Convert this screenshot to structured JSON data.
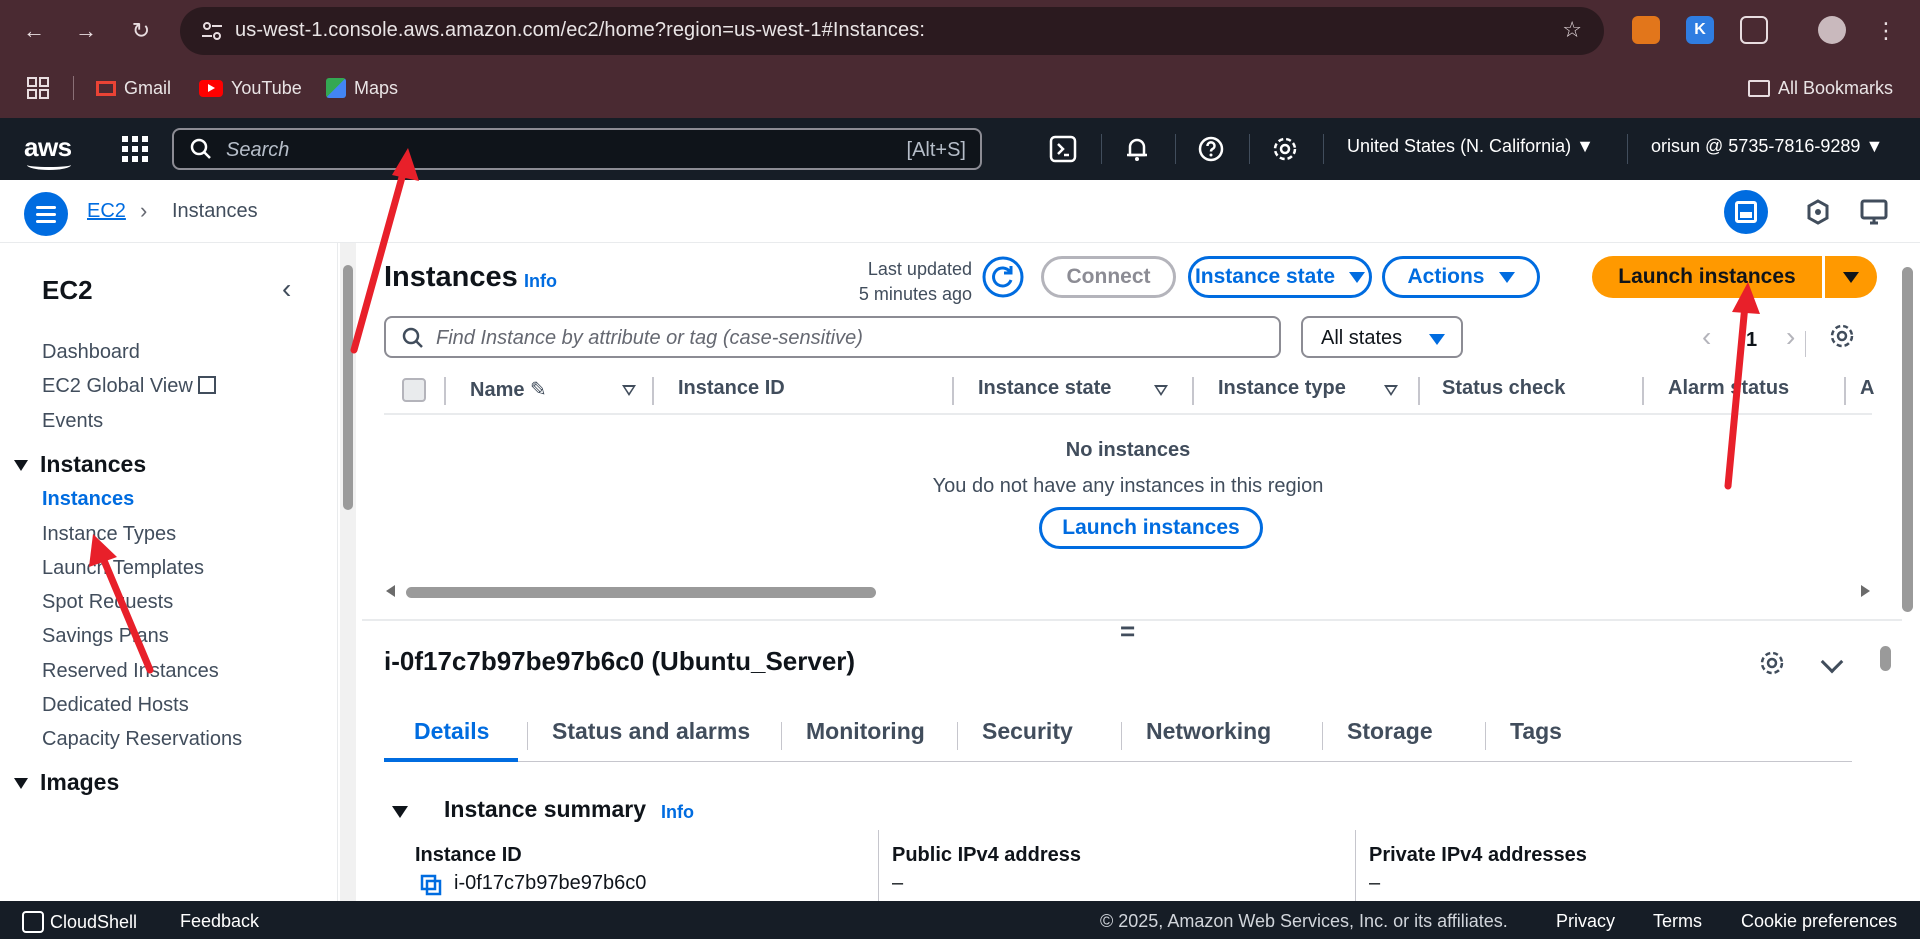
{
  "browser": {
    "url": "us-west-1.console.aws.amazon.com/ec2/home?region=us-west-1#Instances:",
    "bookmarks": [
      {
        "label": "Gmail",
        "icon": "gmail-icon"
      },
      {
        "label": "YouTube",
        "icon": "youtube-icon"
      },
      {
        "label": "Maps",
        "icon": "maps-icon"
      }
    ],
    "all_bookmarks": "All Bookmarks"
  },
  "aws_nav": {
    "logo": "aws",
    "search_placeholder": "Search",
    "search_shortcut": "[Alt+S]",
    "region": "United States (N. California)",
    "account": "orisun @ 5735-7816-9289"
  },
  "breadcrumb": {
    "root": "EC2",
    "current": "Instances"
  },
  "sidebar": {
    "title": "EC2",
    "top_items": [
      "Dashboard",
      "EC2 Global View",
      "Events"
    ],
    "instances_section": "Instances",
    "instances_items": [
      "Instances",
      "Instance Types",
      "Launch Templates",
      "Spot Requests",
      "Savings Plans",
      "Reserved Instances",
      "Dedicated Hosts",
      "Capacity Reservations"
    ],
    "images_section": "Images"
  },
  "main": {
    "title": "Instances",
    "info": "Info",
    "last_updated_label": "Last updated",
    "last_updated_value": "5 minutes ago",
    "connect": "Connect",
    "instance_state": "Instance state",
    "actions": "Actions",
    "launch": "Launch instances",
    "filter_placeholder": "Find Instance by attribute or tag (case-sensitive)",
    "states_filter": "All states",
    "page_number": "1",
    "columns": [
      "Name",
      "Instance ID",
      "Instance state",
      "Instance type",
      "Status check",
      "Alarm status",
      "A"
    ],
    "empty_title": "No instances",
    "empty_sub": "You do not have any instances in this region",
    "empty_button": "Launch instances"
  },
  "detail": {
    "title": "i-0f17c7b97be97b6c0 (Ubuntu_Server)",
    "tabs": [
      "Details",
      "Status and alarms",
      "Monitoring",
      "Security",
      "Networking",
      "Storage",
      "Tags"
    ],
    "active_tab": "Details",
    "summary_title": "Instance summary",
    "summary_info": "Info",
    "fields": [
      {
        "label": "Instance ID",
        "value": "i-0f17c7b97be97b6c0"
      },
      {
        "label": "Public IPv4 address",
        "value": "–"
      },
      {
        "label": "Private IPv4 addresses",
        "value": "–"
      }
    ]
  },
  "footer": {
    "cloudshell": "CloudShell",
    "feedback": "Feedback",
    "copyright": "© 2025, Amazon Web Services, Inc. or its affiliates.",
    "privacy": "Privacy",
    "terms": "Terms",
    "cookies": "Cookie preferences"
  },
  "colors": {
    "aws_nav_bg": "#161d26",
    "link_blue": "#006ce0",
    "launch_orange": "#ff9900",
    "browser_frame": "#4a2a32",
    "annotation_red": "#e8202a"
  }
}
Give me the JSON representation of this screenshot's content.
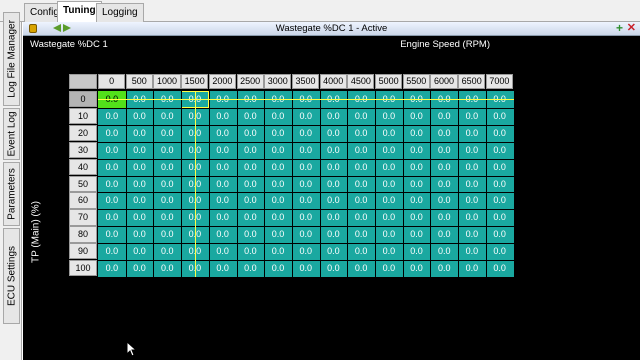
{
  "tabs": [
    "Config",
    "Tuning",
    "Logging"
  ],
  "active_tab": "Tuning",
  "side_tabs": [
    "ECU Settings",
    "Parameters",
    "Event Log",
    "Log File Manager"
  ],
  "window": {
    "title": "Wastegate %DC 1 - Active"
  },
  "table": {
    "name": "Wastegate %DC 1",
    "x_axis_label": "Engine Speed (RPM)",
    "y_axis_label": "TP (Main) (%)",
    "columns": [
      "0",
      "500",
      "1000",
      "1500",
      "2000",
      "2500",
      "3000",
      "3500",
      "4000",
      "4500",
      "5000",
      "5500",
      "6000",
      "6500",
      "7000"
    ],
    "rows": [
      "0",
      "10",
      "20",
      "30",
      "40",
      "50",
      "60",
      "70",
      "80",
      "90",
      "100"
    ],
    "cell_value": "0.0",
    "selected_row": 0,
    "selected_col": 0,
    "highlight_col": 3
  },
  "colors": {
    "cell_bg": "#1aa8a0",
    "selected_cell": "#52e01a",
    "crosshair": "#ffff44"
  }
}
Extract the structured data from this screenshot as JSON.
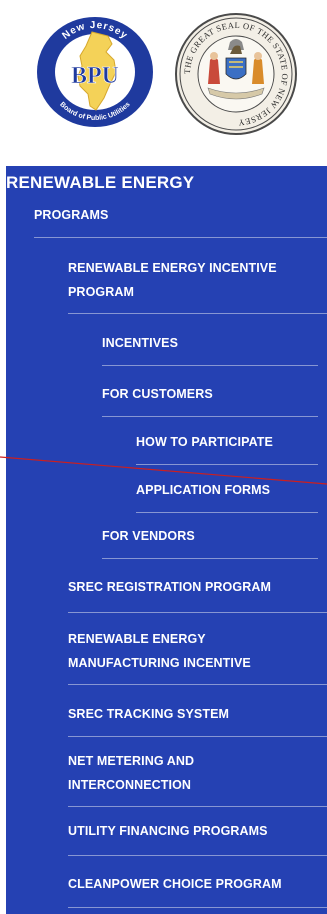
{
  "header": {
    "bpu_logo": {
      "ring_top_text": "New Jersey",
      "ring_bottom_text": "Board of Public Utilities",
      "center_text": "BPU",
      "colors": {
        "ring": "#1f3a9e",
        "state": "#f4d258",
        "text": "#1f3a9e"
      }
    },
    "state_seal": {
      "ring_text": "THE GREAT SEAL OF THE STATE OF NEW JERSEY",
      "colors": {
        "ring": "#3a3a3a",
        "fill": "#f3efe6"
      }
    }
  },
  "nav": {
    "title": "RENEWABLE ENERGY",
    "items": [
      {
        "label": "PROGRAMS"
      },
      {
        "label_lines": [
          "RENEWABLE ENERGY INCENTIVE",
          "PROGRAM"
        ]
      },
      {
        "label": "INCENTIVES"
      },
      {
        "label": "FOR CUSTOMERS"
      },
      {
        "label": "HOW TO PARTICIPATE"
      },
      {
        "label": "APPLICATION FORMS"
      },
      {
        "label": "FOR VENDORS"
      },
      {
        "label": "SREC REGISTRATION PROGRAM"
      },
      {
        "label_lines": [
          "RENEWABLE ENERGY",
          "MANUFACTURING INCENTIVE"
        ]
      },
      {
        "label": "SREC TRACKING SYSTEM"
      },
      {
        "label_lines": [
          "NET METERING AND",
          "INTERCONNECTION"
        ]
      },
      {
        "label": "UTILITY FINANCING PROGRAMS"
      },
      {
        "label": "CLEANPOWER CHOICE PROGRAM"
      }
    ]
  },
  "colors": {
    "nav_background": "#2541b3",
    "nav_text": "#ffffff",
    "divider": "#8796d3",
    "annotation_line": "#cc1f1f"
  }
}
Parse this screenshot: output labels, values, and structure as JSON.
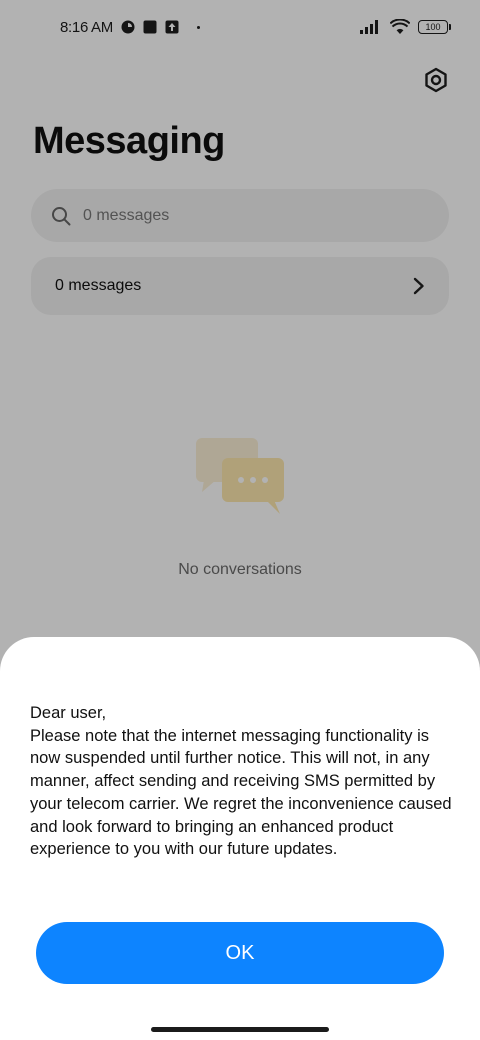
{
  "status_bar": {
    "time": "8:16 AM",
    "battery": "100",
    "icons": [
      "app-notification-icon",
      "square-notification-icon",
      "upload-notification-icon",
      "dot-indicator",
      "signal-icon",
      "wifi-icon",
      "battery-icon"
    ]
  },
  "header": {
    "title": "Messaging",
    "settings_icon": "settings-icon"
  },
  "search": {
    "placeholder": "0 messages",
    "icon": "search-icon"
  },
  "messages_row": {
    "label": "0 messages",
    "icon": "chevron-right-icon"
  },
  "empty_state": {
    "text": "No conversations",
    "icon": "chat-bubbles-icon"
  },
  "dialog": {
    "greeting": "Dear user,",
    "message": "Please note that the internet messaging functionality is now suspended until further notice. This will not, in any manner, affect sending and receiving SMS permitted by your telecom carrier. We regret the inconvenience caused and look forward to bringing an enhanced product experience to you with our future updates.",
    "ok_label": "OK"
  },
  "colors": {
    "accent": "#0d84ff",
    "scrim": "rgba(0,0,0,0.30)",
    "card_bg": "#f1f1f1"
  }
}
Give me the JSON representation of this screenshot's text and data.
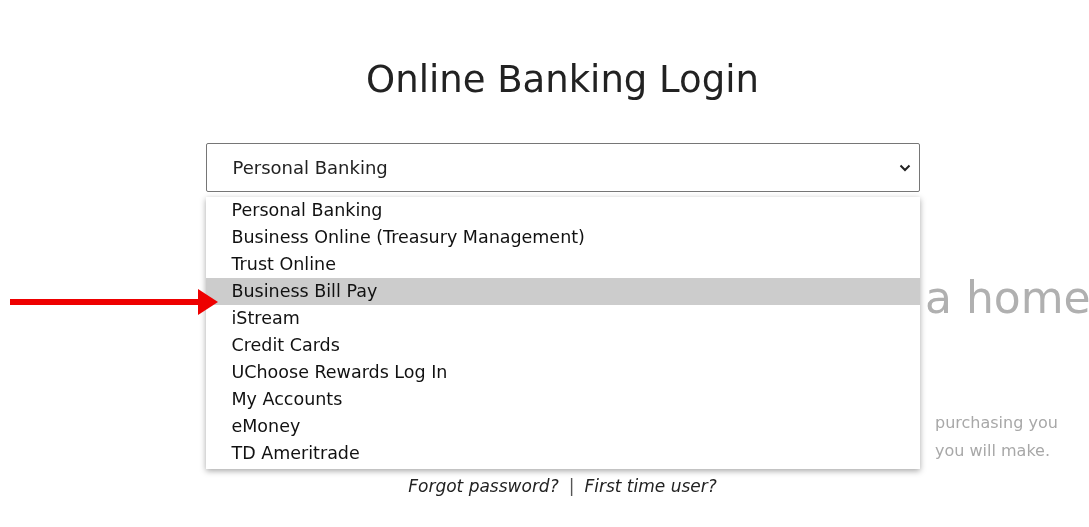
{
  "title": "Online Banking Login",
  "login_type_select": {
    "value": "Personal Banking",
    "expanded": true
  },
  "dropdown_options": [
    {
      "label": "Personal Banking",
      "selected": false
    },
    {
      "label": "Business Online (Treasury Management)",
      "selected": false
    },
    {
      "label": "Trust Online",
      "selected": false
    },
    {
      "label": "Business Bill Pay",
      "selected": true
    },
    {
      "label": "iStream",
      "selected": false
    },
    {
      "label": "Credit Cards",
      "selected": false
    },
    {
      "label": "UChoose Rewards Log In",
      "selected": false
    },
    {
      "label": "My Accounts",
      "selected": false
    },
    {
      "label": "eMoney",
      "selected": false
    },
    {
      "label": "TD Ameritrade",
      "selected": false
    }
  ],
  "links": [
    "Forgot password?",
    "First time user?"
  ],
  "link_separator": "|",
  "background_hero": {
    "heading": "a home",
    "lines": [
      "purchasing you",
      "you will make."
    ]
  }
}
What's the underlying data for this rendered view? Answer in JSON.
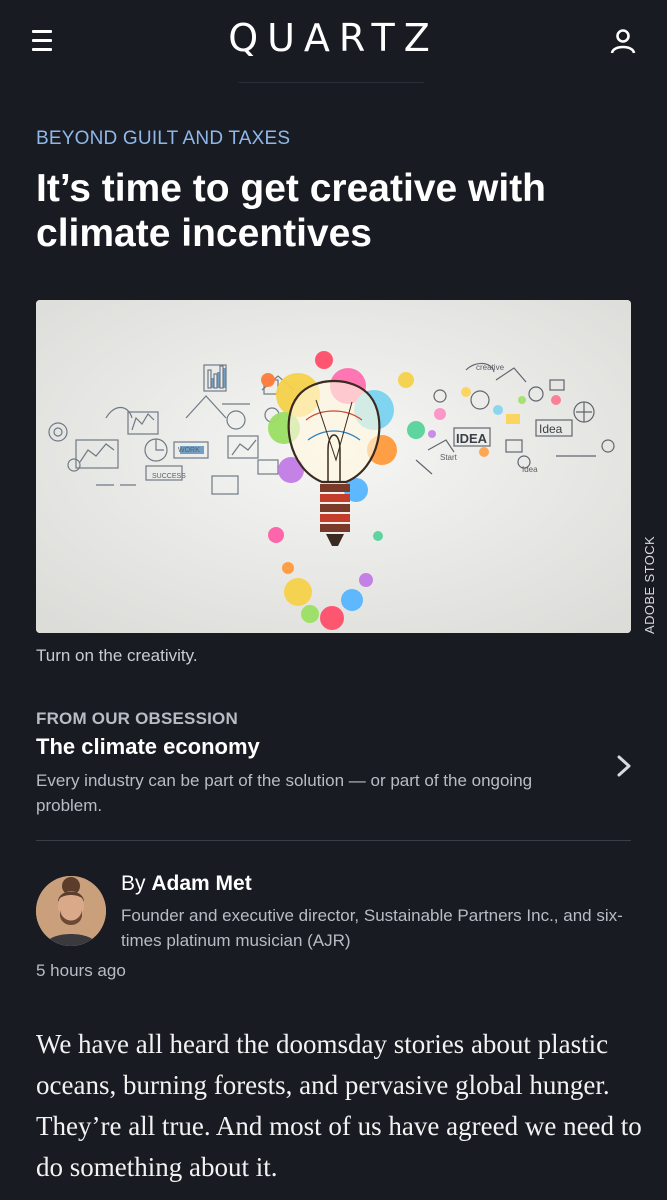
{
  "header": {
    "logo": "QUARTZ",
    "menu_icon": "hamburger-menu-icon",
    "user_icon": "user-account-icon"
  },
  "article": {
    "kicker": "BEYOND GUILT AND TAXES",
    "headline": "It’s time to get creative with climate incentives",
    "image": {
      "credit": "ADOBE STOCK",
      "caption": "Turn on the creativity.",
      "doodle_words": [
        "creative",
        "IDEA",
        "Idea",
        "WORK",
        "SUCCESS",
        "Start",
        "Idea"
      ]
    },
    "obsession": {
      "label": "FROM OUR OBSESSION",
      "title": "The climate economy",
      "description": "Every industry can be part of the solution — or part of the ongoing problem.",
      "chevron_icon": "chevron-right-icon"
    },
    "byline": {
      "prefix": "By",
      "author": "Adam Met",
      "bio": "Founder and executive director, Sustainable Partners Inc., and six-times platinum musician (AJR)",
      "timestamp": "5 hours ago"
    },
    "body": "We have all heard the doomsday stories about plastic oceans, burning forests, and pervasive global hunger. They’re all true. And most of us have  agreed we need to do something about it."
  },
  "colors": {
    "background": "#191b22",
    "kicker": "#8fb8ea",
    "muted_text": "#b9bcc4"
  }
}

REQUEST ->
Copy down every line of the material above that includes the string "structured".

FULL OUTPUT ->
Convert this screenshot to structured JSON data.
Extract the structured data from this screenshot as JSON.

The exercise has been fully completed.